__WRITTEN EXERCISE__: Exactly repeat all the records below, omitting the images they hold.

Recorded data

[START]

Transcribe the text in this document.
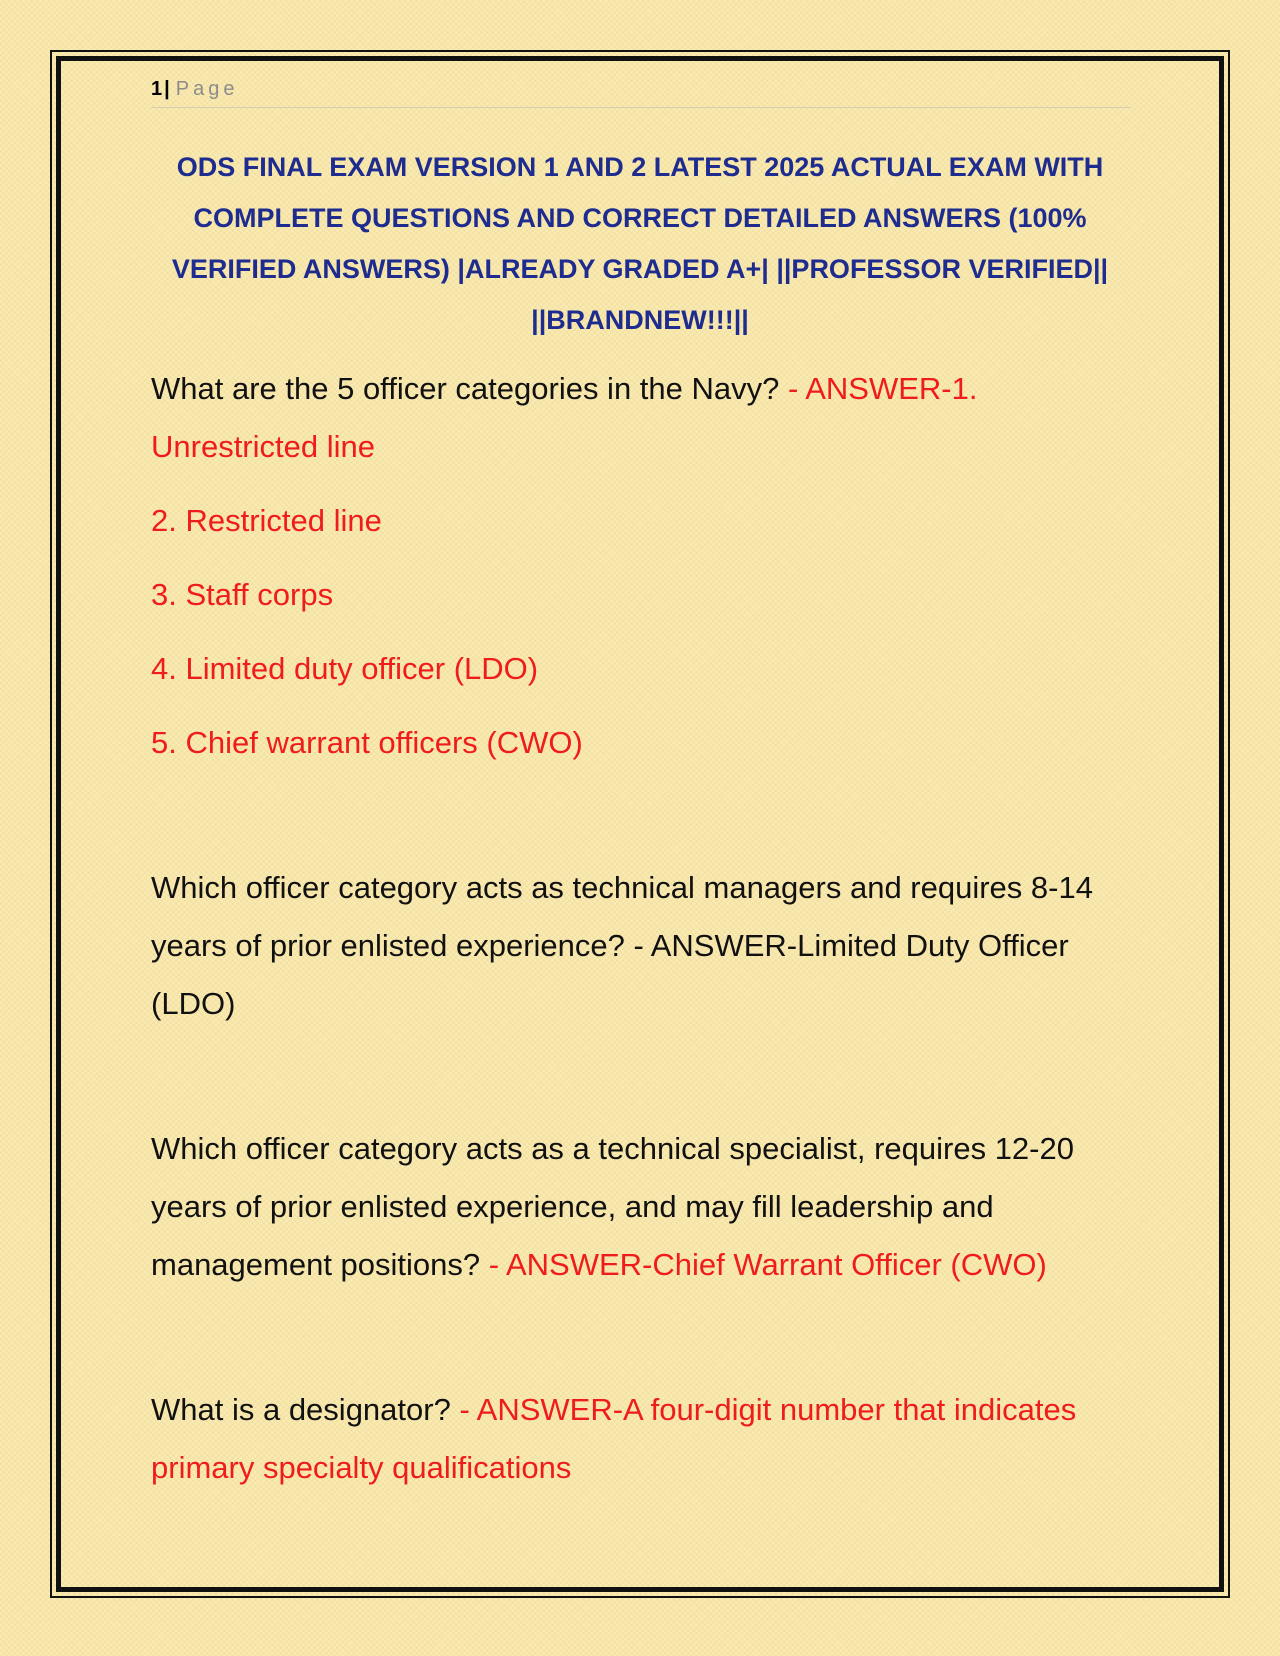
1 | Page
ODS FINAL EXAM VERSION 1 AND 2 LATEST 2025 ACTUAL EXAM WITH COMPLETE QUESTIONS AND CORRECT DETAILED ANSWERS (100% VERIFIED ANSWERS) |ALREADY GRADED A+| ||PROFESSOR VERIFIED|| ||BRANDNEW!!!||

What are the 5 officer categories in the Navy? - ANSWER-1. Unrestricted line

2. Restricted line

3. Staff corps

4. Limited duty officer (LDO)

5. Chief warrant officers (CWO)

Which officer category acts as technical managers and requires 8-14 years of prior enlisted experience? - ANSWER-Limited Duty Officer (LDO)

Which officer category acts as a technical specialist, requires 12-20 years of prior enlisted experience, and may fill leadership and management positions? - ANSWER-Chief Warrant Officer (CWO)

What is a designator? - ANSWER-A four-digit number that indicates primary specialty qualifications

[END]

__THE REPLY__:
Transcribe the text in this document.
1 | Page
ODS FINAL EXAM VERSION 1 AND 2 LATEST 2025 ACTUAL EXAM WITH COMPLETE QUESTIONS AND CORRECT DETAILED ANSWERS (100% VERIFIED ANSWERS) |ALREADY GRADED A+| ||PROFESSOR VERIFIED|| ||BRANDNEW!!!||

What are the 5 officer categories in the Navy? - ANSWER-1. Unrestricted line

2. Restricted line

3. Staff corps

4. Limited duty officer (LDO)

5. Chief warrant officers (CWO)

Which officer category acts as technical managers and requires 8-14 years of prior enlisted experience? - ANSWER-Limited Duty Officer (LDO)

Which officer category acts as a technical specialist, requires 12-20 years of prior enlisted experience, and may fill leadership and management positions? - ANSWER-Chief Warrant Officer (CWO)

What is a designator? - ANSWER-A four-digit number that indicates primary specialty qualifications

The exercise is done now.